Stored data

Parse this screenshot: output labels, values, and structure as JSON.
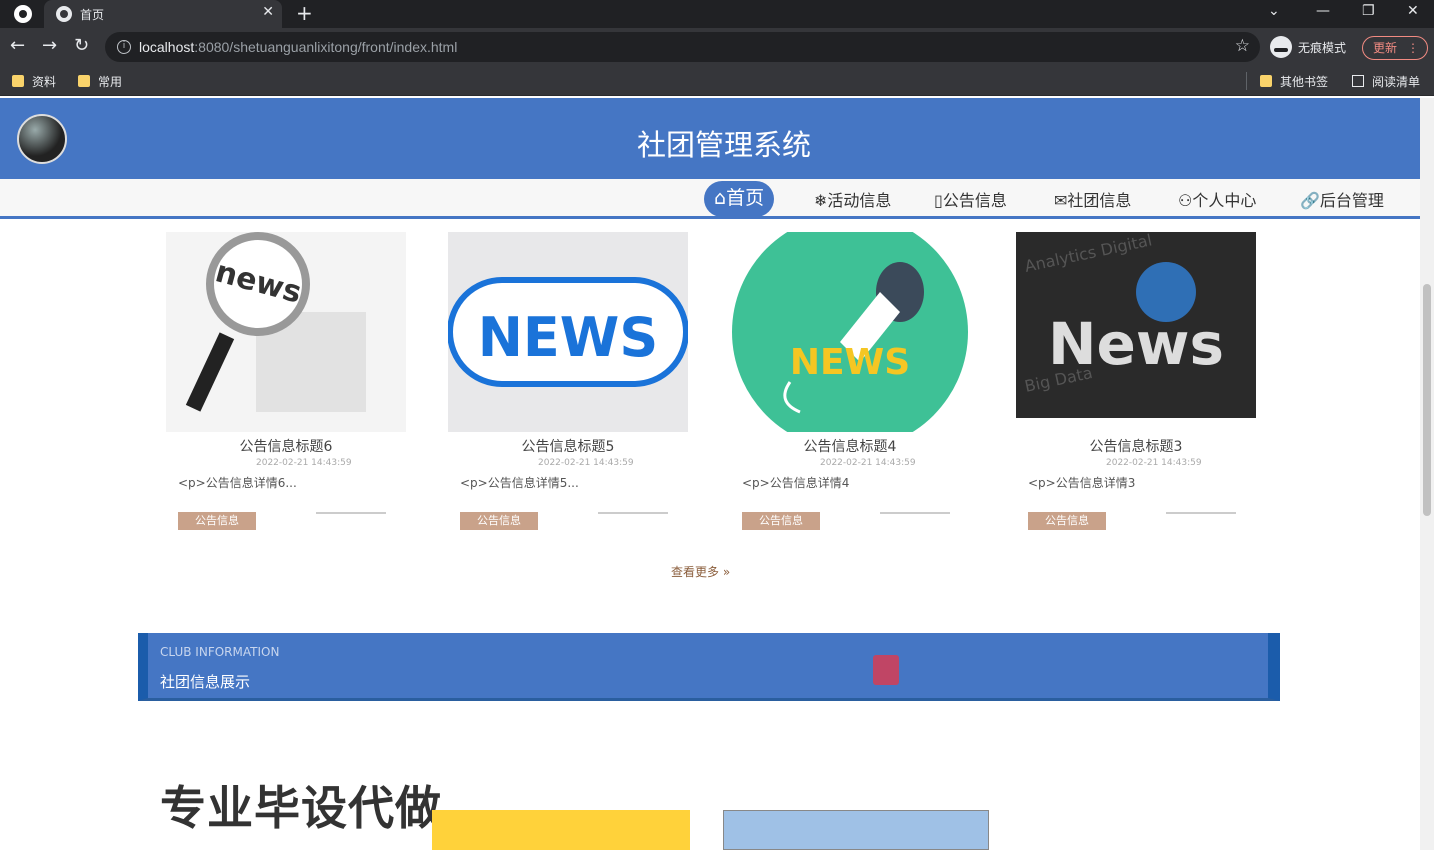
{
  "browser": {
    "tab_title": "首页",
    "url_host": "localhost",
    "url_path": ":8080/shetuanguanlixitong/front/index.html",
    "incognito_label": "无痕模式",
    "update_label": "更新",
    "bookmarks": [
      "资料",
      "常用"
    ],
    "bookmarks_right": [
      "其他书签",
      "阅读清单"
    ]
  },
  "site": {
    "title": "社团管理系统",
    "nav": [
      {
        "icon": "⌂",
        "label": "首页",
        "active": true
      },
      {
        "icon": "❄",
        "label": "活动信息"
      },
      {
        "icon": "▯",
        "label": "公告信息"
      },
      {
        "icon": "✉",
        "label": "社团信息"
      },
      {
        "icon": "⚇",
        "label": "个人中心"
      },
      {
        "icon": "🔗",
        "label": "后台管理"
      }
    ]
  },
  "news": [
    {
      "title": "公告信息标题6",
      "date": "2022-02-21 14:43:59",
      "desc": "<p>公告信息详情6...",
      "button": "公告信息"
    },
    {
      "title": "公告信息标题5",
      "date": "2022-02-21 14:43:59",
      "desc": "<p>公告信息详情5...",
      "button": "公告信息"
    },
    {
      "title": "公告信息标题4",
      "date": "2022-02-21 14:43:59",
      "desc": "<p>公告信息详情4",
      "button": "公告信息"
    },
    {
      "title": "公告信息标题3",
      "date": "2022-02-21 14:43:59",
      "desc": "<p>公告信息详情3",
      "button": "公告信息"
    }
  ],
  "more_label": "查看更多",
  "banner": {
    "subtitle": "CLUB INFORMATION",
    "title": "社团信息展示"
  },
  "promo_text": "专业毕设代做",
  "colors": {
    "primary": "#4576c4",
    "button": "#c9a28a"
  }
}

## GOAL OF THE EXERCISE
Return a copy of every line that includes the word "desc".

## WRITTEN SOLUTION
      "desc": "<p>公告信息详情6...",
      "desc": "<p>公告信息详情5...",
      "desc": "<p>公告信息详情4",
      "desc": "<p>公告信息详情3",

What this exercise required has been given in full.